What is required:
Find the word "marker" in the records below. List each line containing it.

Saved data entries

# # # # #

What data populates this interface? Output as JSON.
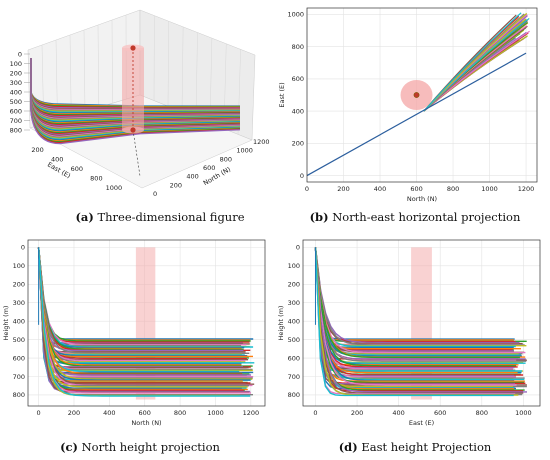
{
  "captions": [
    {
      "letter": "(a)",
      "text": "Three-dimensional figure"
    },
    {
      "letter": "(b)",
      "text": "North-east horizontal projection"
    },
    {
      "letter": "(c)",
      "text": "North height projection"
    },
    {
      "letter": "(d)",
      "text": "East height Projection"
    }
  ],
  "colors": {
    "traj_palette": [
      "#1f77b4",
      "#ff7f0e",
      "#2ca02c",
      "#d62728",
      "#9467bd",
      "#8c564b",
      "#e377c2",
      "#7f7f7f",
      "#bcbd22",
      "#17becf"
    ],
    "highlight": "#f4a6a6",
    "point": "#c0392b",
    "dash": "#c0392b"
  },
  "chart_data": [
    {
      "type": "line",
      "projection": "3d",
      "xlabel": "East (E)",
      "ylabel": "North (N)",
      "zlabel": "",
      "x_ticks": [
        "200",
        "400",
        "600",
        "800",
        "1000"
      ],
      "y_ticks": [
        "0",
        "200",
        "400",
        "600",
        "800",
        "1000",
        "1200"
      ],
      "z_ticks": [
        "0",
        "100",
        "200",
        "300",
        "400",
        "500",
        "600",
        "700",
        "800"
      ],
      "z_inverted": true
    },
    {
      "type": "line",
      "xlabel": "North (N)",
      "ylabel": "East (E)",
      "xlim": [
        0,
        1260
      ],
      "ylim": [
        -40,
        1040
      ],
      "x_ticks": [
        0,
        200,
        400,
        600,
        800,
        1000,
        1200
      ],
      "y_ticks": [
        0,
        200,
        400,
        600,
        800,
        1000
      ],
      "base_line": [
        [
          0,
          0
        ],
        [
          1200,
          760
        ]
      ],
      "fan_start": [
        640,
        400
      ],
      "fan_end_range": [
        [
          1000,
          840
        ],
        [
          1220,
          1010
        ]
      ],
      "point": [
        600,
        500
      ]
    },
    {
      "type": "line",
      "xlabel": "North (N)",
      "ylabel": "Height (m)",
      "xlim": [
        -60,
        1280
      ],
      "ylim": [
        860,
        -40
      ],
      "x_ticks": [
        0,
        200,
        400,
        600,
        800,
        1000,
        1200
      ],
      "y_ticks": [
        0,
        100,
        200,
        300,
        400,
        500,
        600,
        700,
        800
      ],
      "x_end": 1220,
      "final_heights_range": [
        500,
        805
      ],
      "band": [
        550,
        660
      ]
    },
    {
      "type": "line",
      "xlabel": "East (E)",
      "ylabel": "Height (m)",
      "xlim": [
        -60,
        1080
      ],
      "ylim": [
        860,
        -40
      ],
      "x_ticks": [
        0,
        200,
        400,
        600,
        800,
        1000
      ],
      "y_ticks": [
        0,
        100,
        200,
        300,
        400,
        500,
        600,
        700,
        800
      ],
      "x_end": 1020,
      "final_heights_range": [
        500,
        805
      ],
      "band": [
        460,
        560
      ]
    }
  ]
}
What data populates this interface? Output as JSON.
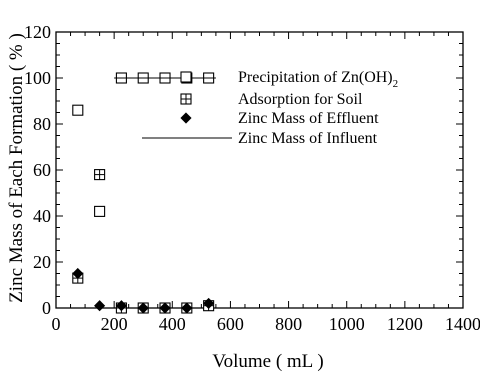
{
  "chart_data": {
    "type": "scatter",
    "title": "",
    "xlabel": "Volume ( mL )",
    "ylabel": "Zinc Mass of Each Formation ( % )",
    "xlim": [
      0,
      1400
    ],
    "ylim": [
      0,
      120
    ],
    "xticks": [
      "0",
      "200",
      "400",
      "600",
      "800",
      "1000",
      "1200",
      "1400"
    ],
    "yticks": [
      "0",
      "20",
      "40",
      "60",
      "80",
      "100",
      "120"
    ],
    "grid": false,
    "legend_position": "center-right",
    "series": [
      {
        "name": "Precipitation of Zn(OH)",
        "name_subscript": "2",
        "marker": "open-square",
        "x": [
          75,
          150,
          225,
          300,
          375,
          450,
          525
        ],
        "y": [
          86,
          42,
          100,
          100,
          100,
          100,
          100
        ]
      },
      {
        "name": "Adsorption for Soil",
        "marker": "crossed-square",
        "x": [
          75,
          150,
          225,
          300,
          375,
          450,
          525
        ],
        "y": [
          13,
          58,
          0,
          0,
          0,
          0,
          1
        ]
      },
      {
        "name": "Zinc Mass of Effluent",
        "marker": "filled-diamond",
        "x": [
          75,
          150,
          225,
          300,
          375,
          450,
          525
        ],
        "y": [
          15,
          1,
          1,
          0,
          0,
          0,
          2
        ]
      },
      {
        "name": "Zinc Mass of Influent",
        "marker": "line",
        "x": [
          200,
          550
        ],
        "y": [
          100,
          100
        ]
      }
    ]
  }
}
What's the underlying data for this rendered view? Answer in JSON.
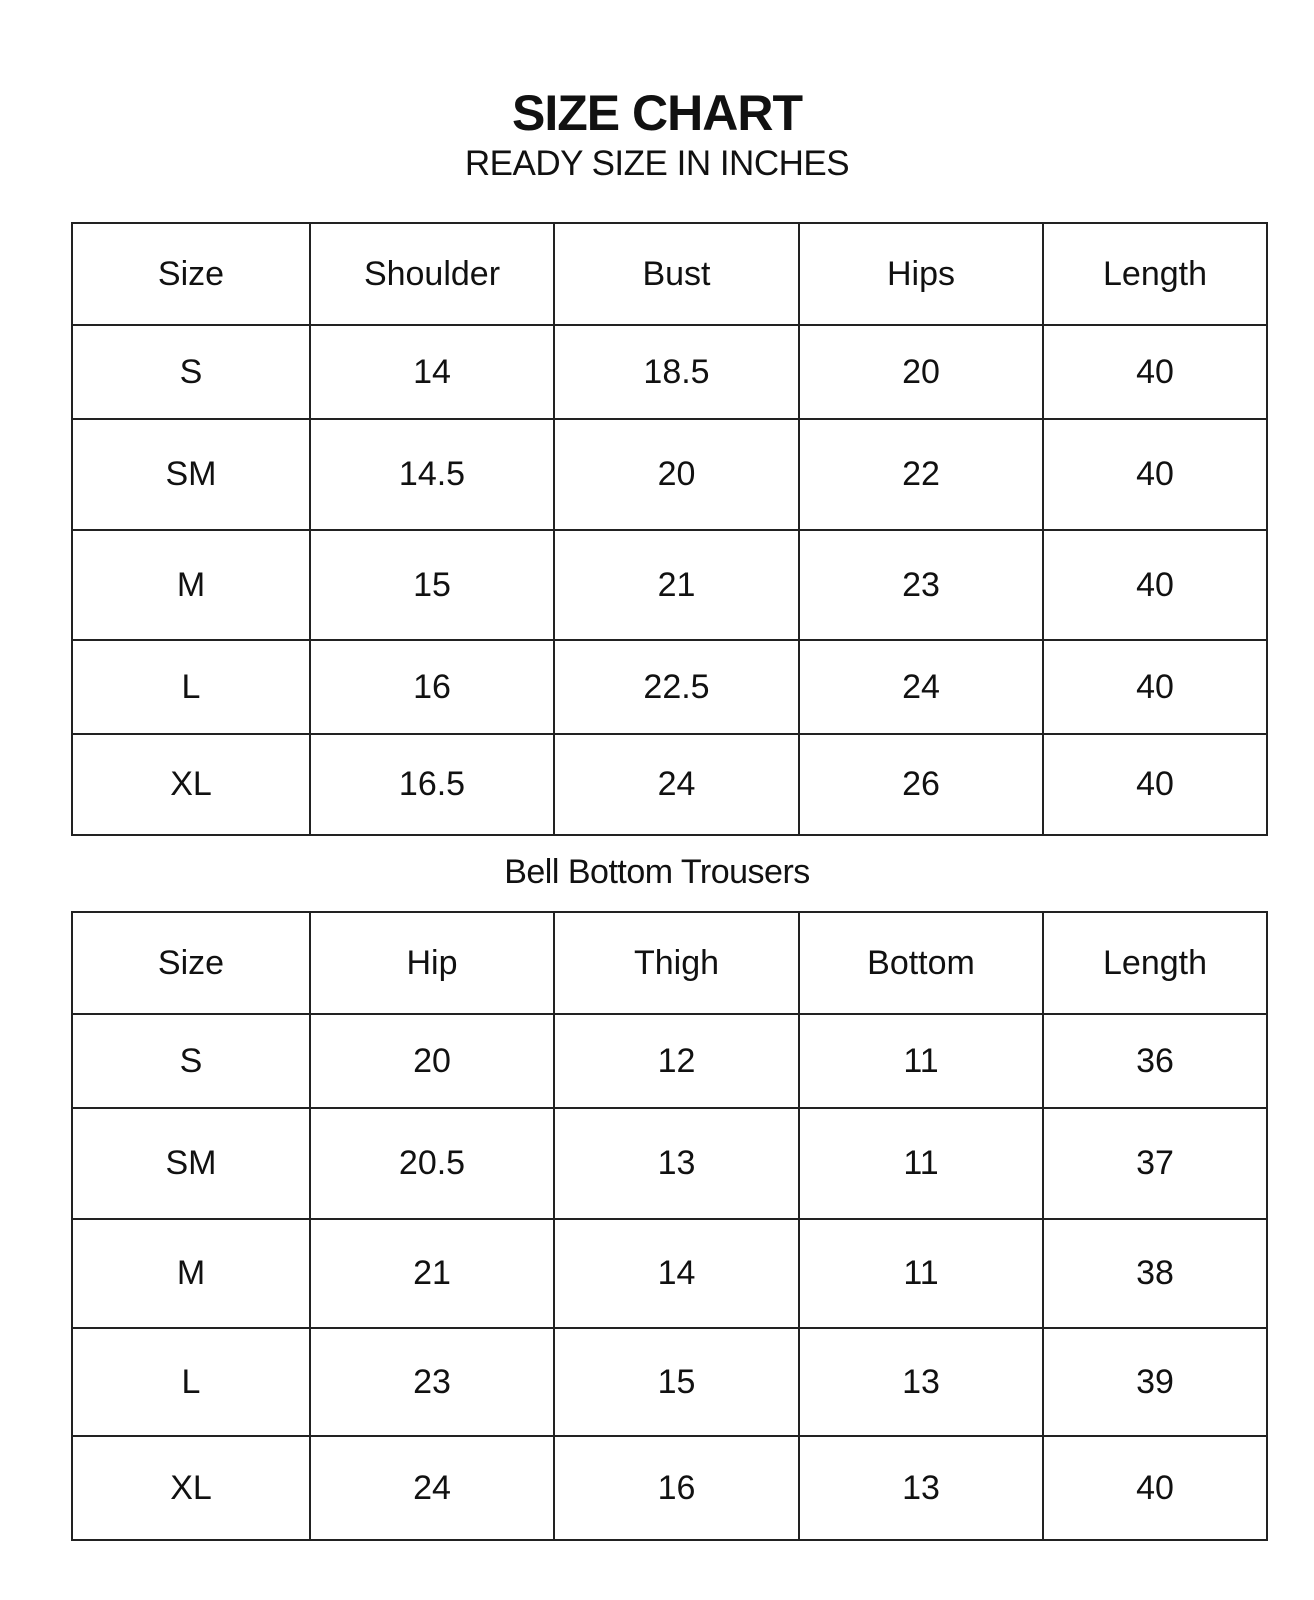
{
  "title": "SIZE CHART",
  "subtitle": "READY SIZE IN INCHES",
  "top_table": {
    "headers": [
      "Size",
      "Shoulder",
      "Bust",
      "Hips",
      "Length"
    ],
    "rows": [
      [
        "S",
        "14",
        "18.5",
        "20",
        "40"
      ],
      [
        "SM",
        "14.5",
        "20",
        "22",
        "40"
      ],
      [
        "M",
        "15",
        "21",
        "23",
        "40"
      ],
      [
        "L",
        "16",
        "22.5",
        "24",
        "40"
      ],
      [
        "XL",
        "16.5",
        "24",
        "26",
        "40"
      ]
    ]
  },
  "trousers_caption": "Bell Bottom Trousers",
  "trousers_table": {
    "headers": [
      "Size",
      "Hip",
      "Thigh",
      "Bottom",
      "Length"
    ],
    "rows": [
      [
        "S",
        "20",
        "12",
        "11",
        "36"
      ],
      [
        "SM",
        "20.5",
        "13",
        "11",
        "37"
      ],
      [
        "M",
        "21",
        "14",
        "11",
        "38"
      ],
      [
        "L",
        "23",
        "15",
        "13",
        "39"
      ],
      [
        "XL",
        "24",
        "16",
        "13",
        "40"
      ]
    ]
  }
}
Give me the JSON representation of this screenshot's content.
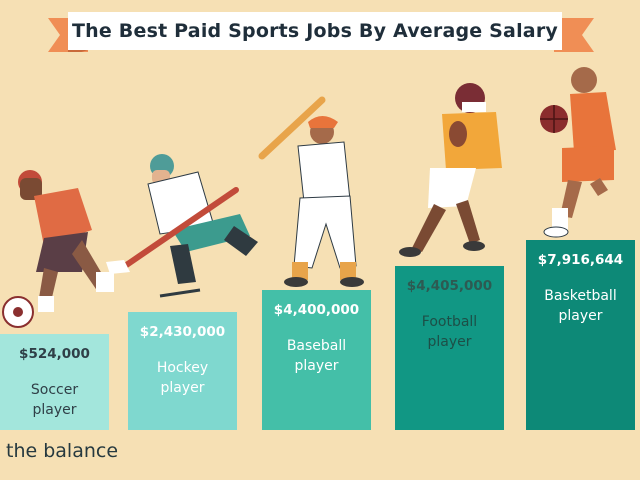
{
  "title": "The Best Paid Sports Jobs By Average Salary",
  "brand": "the balance",
  "colors": {
    "background": "#f6e0b4",
    "ribbon": "#f08e55",
    "title_text": "#1f2e3a",
    "brand_text": "#26393f"
  },
  "chart_data": {
    "type": "bar",
    "title": "The Best Paid Sports Jobs By Average Salary",
    "categories": [
      "Soccer player",
      "Hockey player",
      "Baseball player",
      "Football player",
      "Basketball player"
    ],
    "values": [
      524000,
      2430000,
      4400000,
      4405000,
      7916644
    ],
    "value_labels": [
      "$524,000",
      "$2,430,000",
      "$4,400,000",
      "$4,405,000",
      "$7,916,644"
    ],
    "label_lines": [
      [
        "Soccer",
        "player"
      ],
      [
        "Hockey",
        "player"
      ],
      [
        "Baseball",
        "player"
      ],
      [
        "Football",
        "player"
      ],
      [
        "Basketball",
        "player"
      ]
    ],
    "bar_colors": [
      "#a3e6dc",
      "#7fd8cf",
      "#44bfa8",
      "#119784",
      "#0d8977"
    ],
    "value_text_colors": [
      "#2f3f47",
      "#ffffff",
      "#ffffff",
      "#2d5a52",
      "#ffffff"
    ],
    "label_text_colors": [
      "#2f3f47",
      "#ffffff",
      "#ffffff",
      "#1d4f47",
      "#ffffff"
    ],
    "xlabel": "",
    "ylabel": "",
    "ylim": [
      0,
      8000000
    ],
    "grid": false,
    "legend": "none"
  }
}
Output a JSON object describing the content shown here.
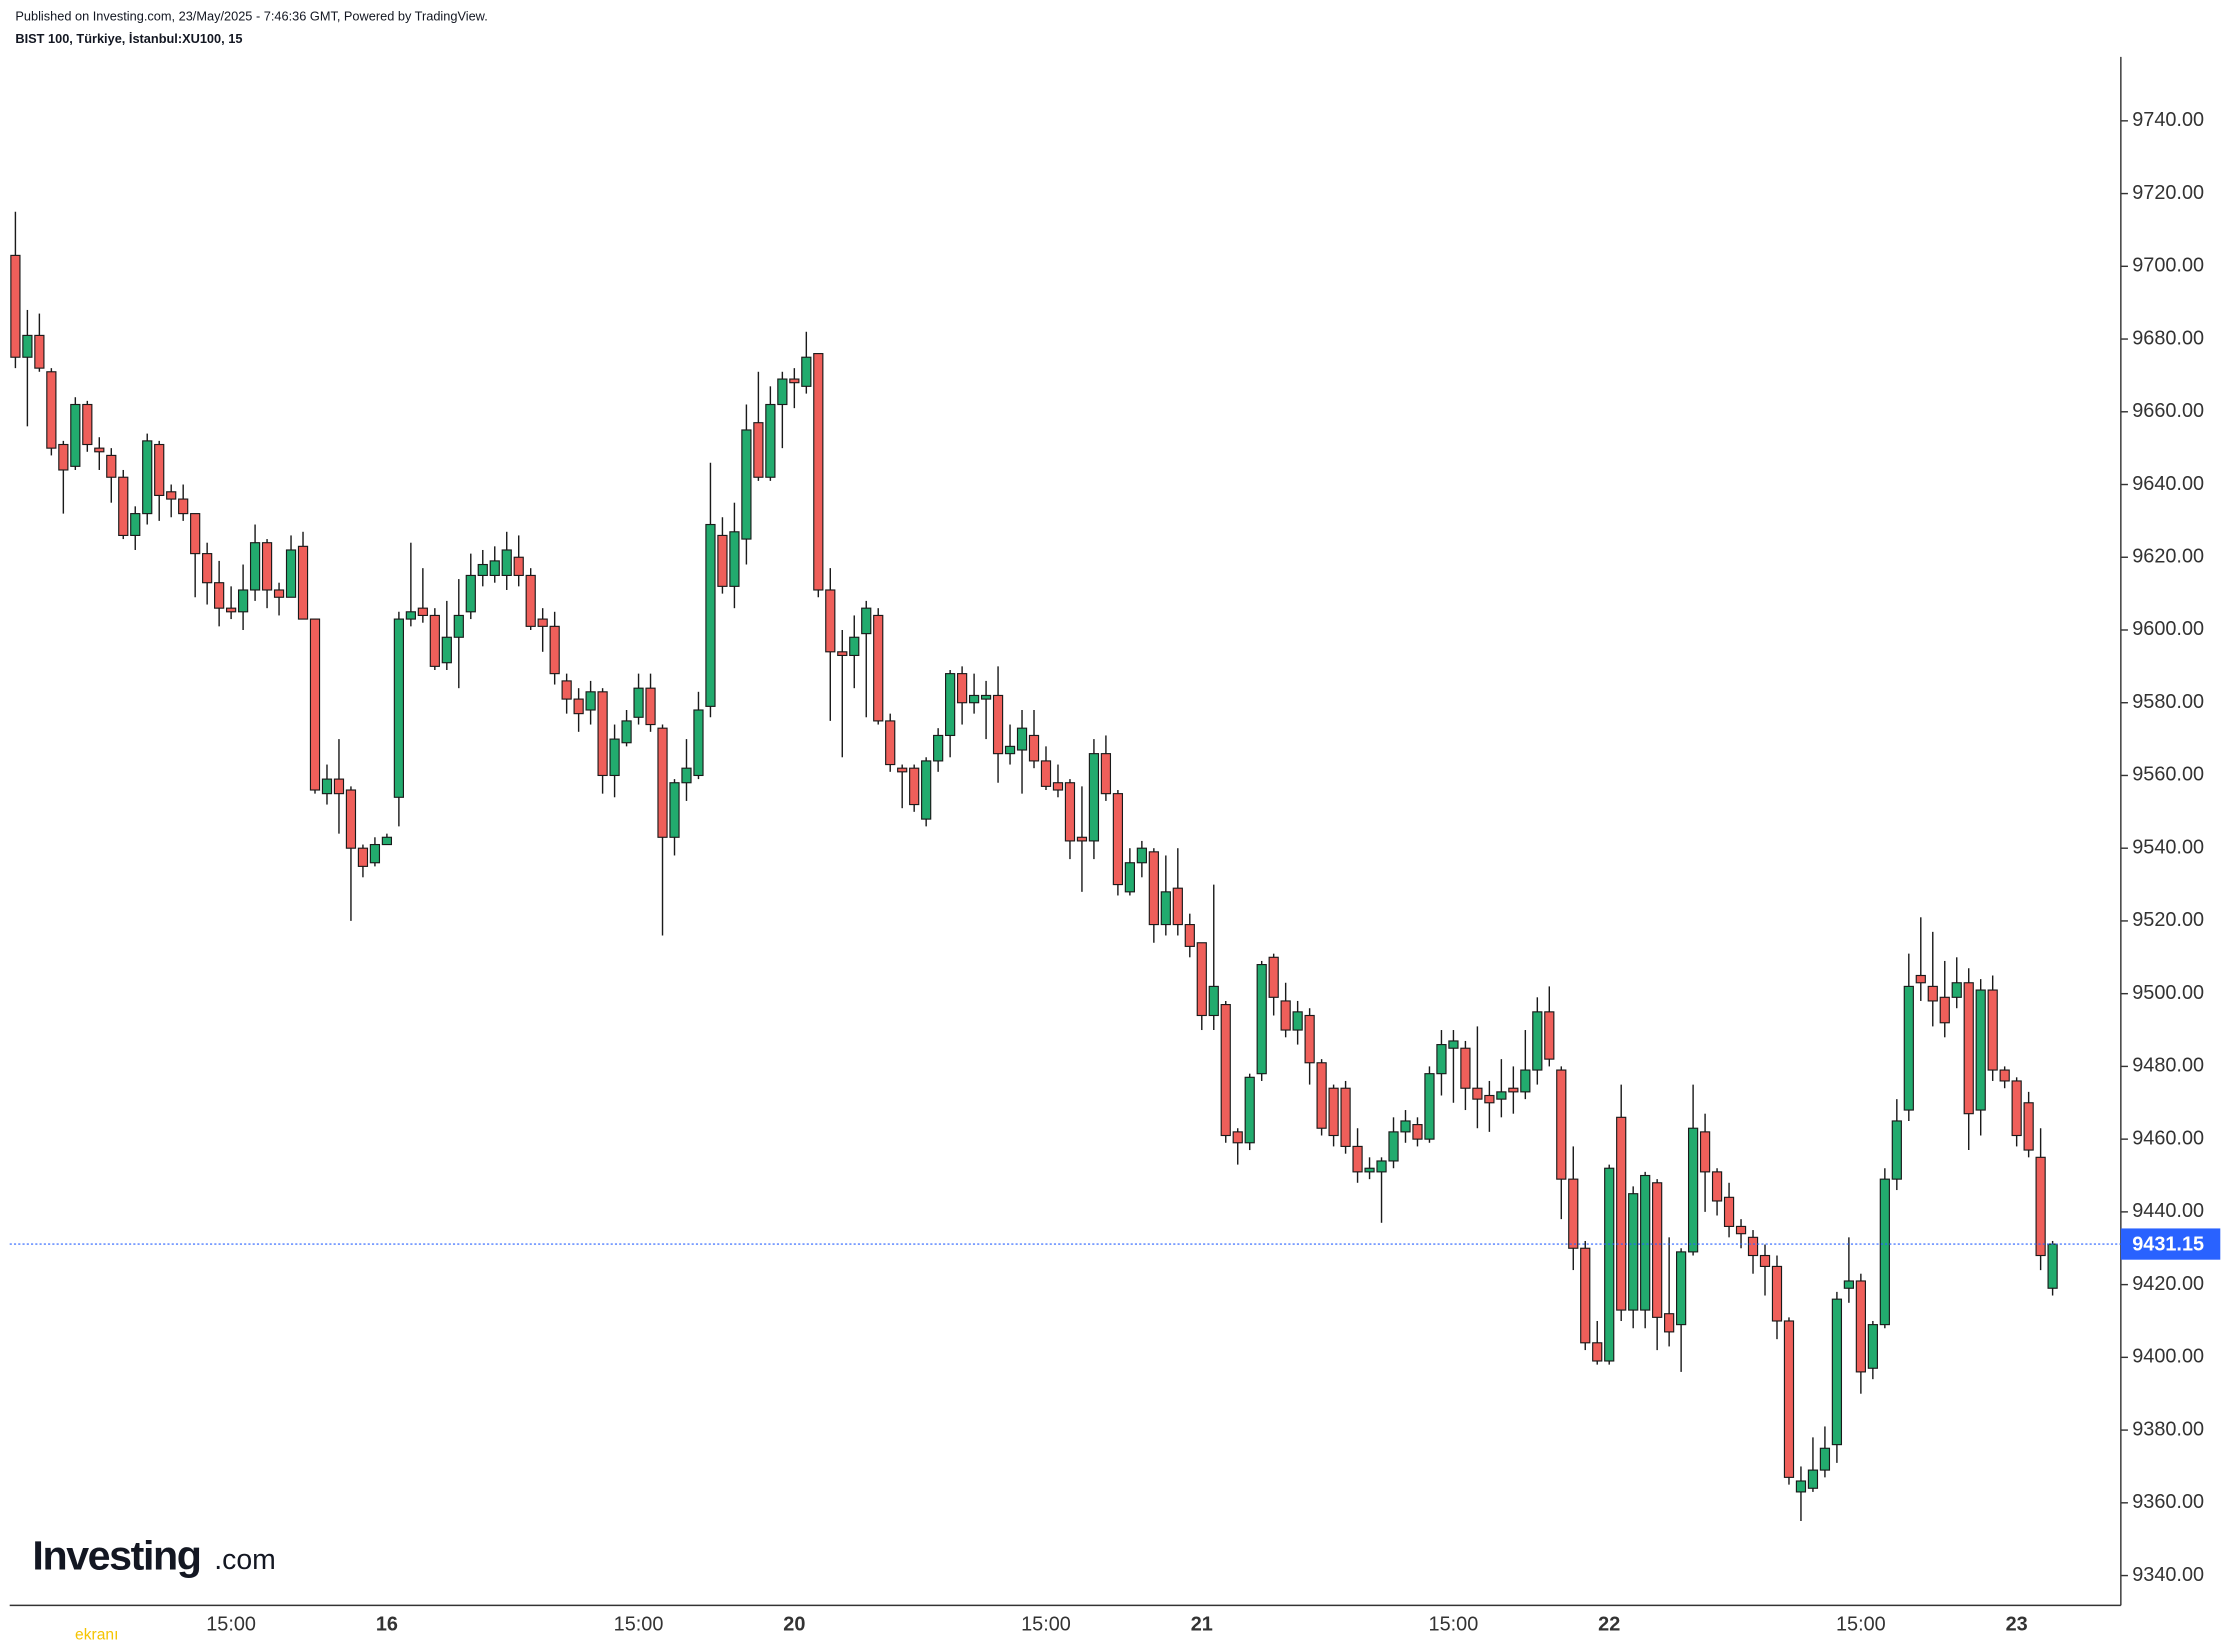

# # # # #

Reply:
        "marker": "open-square",
        "marker": "crossed-square",
        "marker": "filled-diamond",
        "marker": "line",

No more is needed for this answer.